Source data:
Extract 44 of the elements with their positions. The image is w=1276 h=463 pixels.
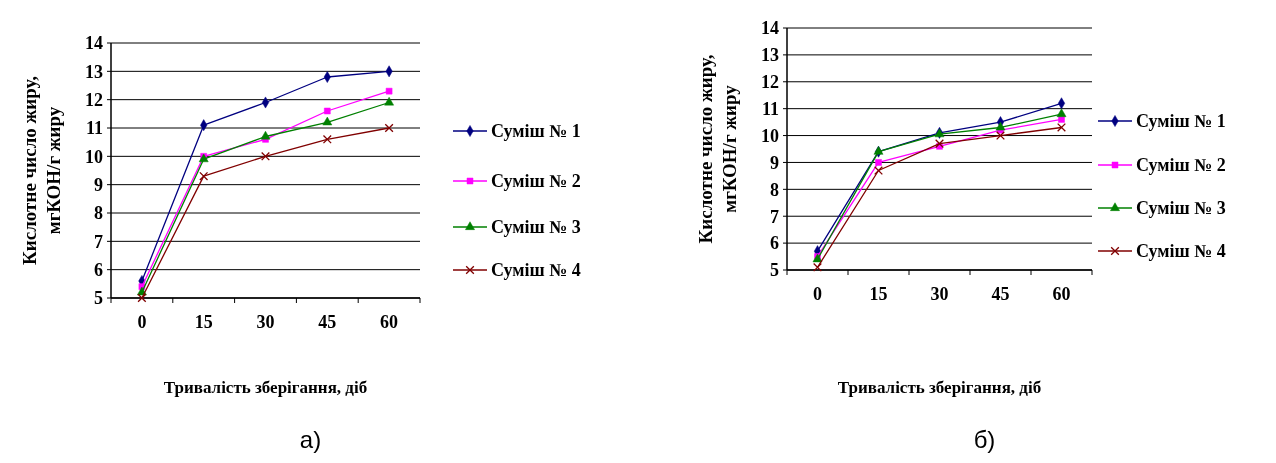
legend-label: Суміш № 4 bbox=[1136, 241, 1226, 262]
text: а) bbox=[299, 426, 322, 453]
y-tick-label: 12 bbox=[85, 89, 103, 110]
legend-label: Суміш № 1 bbox=[491, 121, 581, 142]
x-tick-label: 45 bbox=[318, 312, 337, 332]
legend-label: Суміш № 3 bbox=[491, 217, 581, 238]
legend-label: Суміш № 3 bbox=[1136, 198, 1226, 219]
legend-label: Суміш № 4 bbox=[491, 260, 581, 281]
y-tick-label: 14 bbox=[761, 18, 779, 39]
y-tick-label: 8 bbox=[770, 179, 779, 200]
y-axis-title: Кислотне число жиру, мгКОН/г жиру bbox=[19, 75, 64, 265]
y-tick-label: 6 bbox=[94, 259, 103, 280]
x-tick-label: 60 bbox=[380, 312, 399, 332]
x-tick-label: 15 bbox=[869, 284, 888, 304]
x-tick-label: 30 bbox=[930, 284, 949, 304]
y-tick-label: 5 bbox=[770, 260, 779, 281]
y-tick-label: 10 bbox=[761, 125, 779, 146]
y-tick-label: 13 bbox=[85, 61, 103, 82]
y-tick-label: 7 bbox=[770, 206, 779, 227]
legend-label: Суміш № 2 bbox=[1136, 155, 1226, 176]
y-tick-label: 7 bbox=[94, 231, 103, 252]
x-tick-label: 0 bbox=[813, 284, 822, 304]
y-tick-label: 13 bbox=[761, 45, 779, 66]
y-axis-title: Кислотне число жиру, мгКОН/г жиру bbox=[695, 54, 740, 244]
legend-label: Суміш № 1 bbox=[1136, 111, 1226, 132]
y-tick-label: 8 bbox=[94, 203, 103, 224]
y-tick-label: 9 bbox=[94, 174, 103, 195]
legend-label: Суміш № 2 bbox=[491, 171, 581, 192]
y-tick-label: 14 bbox=[85, 33, 103, 54]
y-tick-label: 5 bbox=[94, 288, 103, 309]
x-tick-label: 60 bbox=[1052, 284, 1071, 304]
x-tick-label: 15 bbox=[194, 312, 213, 332]
x-axis-title: Тривалість зберігання, діб bbox=[837, 378, 1042, 397]
y-tick-label: 11 bbox=[85, 118, 103, 139]
y-tick-label: 12 bbox=[761, 72, 779, 93]
y-tick-label: 9 bbox=[770, 152, 779, 173]
x-axis-title: Тривалість зберігання, діб bbox=[163, 378, 368, 397]
x-tick-label: 45 bbox=[991, 284, 1010, 304]
x-tick-label: 30 bbox=[256, 312, 275, 332]
y-tick-label: 11 bbox=[761, 98, 779, 119]
text: б) bbox=[973, 426, 996, 453]
x-tick-label: 0 bbox=[137, 312, 147, 332]
y-tick-label: 6 bbox=[770, 233, 779, 254]
y-tick-label: 10 bbox=[85, 146, 103, 167]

Required task: Copy every line of the material above word for word, leaving out the pictures.

Task answer:
Extract 44 of the elements with their positions. The image is w=1276 h=463 pixels.
legend-label: Суміш № 4 bbox=[1136, 241, 1226, 262]
text: а) bbox=[299, 426, 322, 453]
y-tick-label: 12 bbox=[85, 89, 103, 110]
legend-label: Суміш № 1 bbox=[491, 121, 581, 142]
x-tick-label: 45 bbox=[318, 312, 337, 332]
legend-label: Суміш № 3 bbox=[491, 217, 581, 238]
legend-label: Суміш № 3 bbox=[1136, 198, 1226, 219]
legend-label: Суміш № 4 bbox=[491, 260, 581, 281]
y-tick-label: 14 bbox=[761, 18, 779, 39]
y-tick-label: 8 bbox=[770, 179, 779, 200]
y-axis-title: Кислотне число жиру, мгКОН/г жиру bbox=[19, 75, 64, 265]
y-tick-label: 6 bbox=[94, 259, 103, 280]
x-tick-label: 60 bbox=[380, 312, 399, 332]
x-tick-label: 15 bbox=[869, 284, 888, 304]
x-tick-label: 30 bbox=[930, 284, 949, 304]
y-tick-label: 5 bbox=[770, 260, 779, 281]
y-tick-label: 10 bbox=[761, 125, 779, 146]
y-tick-label: 13 bbox=[85, 61, 103, 82]
y-tick-label: 7 bbox=[770, 206, 779, 227]
legend-label: Суміш № 2 bbox=[1136, 155, 1226, 176]
y-tick-label: 7 bbox=[94, 231, 103, 252]
x-tick-label: 0 bbox=[813, 284, 822, 304]
y-tick-label: 13 bbox=[761, 45, 779, 66]
y-axis-title: Кислотне число жиру, мгКОН/г жиру bbox=[695, 54, 740, 244]
legend-label: Суміш № 1 bbox=[1136, 111, 1226, 132]
y-tick-label: 8 bbox=[94, 203, 103, 224]
y-tick-label: 9 bbox=[94, 174, 103, 195]
legend-label: Суміш № 2 bbox=[491, 171, 581, 192]
y-tick-label: 14 bbox=[85, 33, 103, 54]
y-tick-label: 5 bbox=[94, 288, 103, 309]
x-tick-label: 60 bbox=[1052, 284, 1071, 304]
x-tick-label: 15 bbox=[194, 312, 213, 332]
x-axis-title: Тривалість зберігання, діб bbox=[837, 378, 1042, 397]
y-tick-label: 11 bbox=[85, 118, 103, 139]
y-tick-label: 12 bbox=[761, 72, 779, 93]
y-tick-label: 9 bbox=[770, 152, 779, 173]
x-axis-title: Тривалість зберігання, діб bbox=[163, 378, 368, 397]
x-tick-label: 45 bbox=[991, 284, 1010, 304]
x-tick-label: 30 bbox=[256, 312, 275, 332]
y-tick-label: 11 bbox=[761, 98, 779, 119]
text: б) bbox=[973, 426, 996, 453]
x-tick-label: 0 bbox=[137, 312, 147, 332]
y-tick-label: 6 bbox=[770, 233, 779, 254]
y-tick-label: 10 bbox=[85, 146, 103, 167]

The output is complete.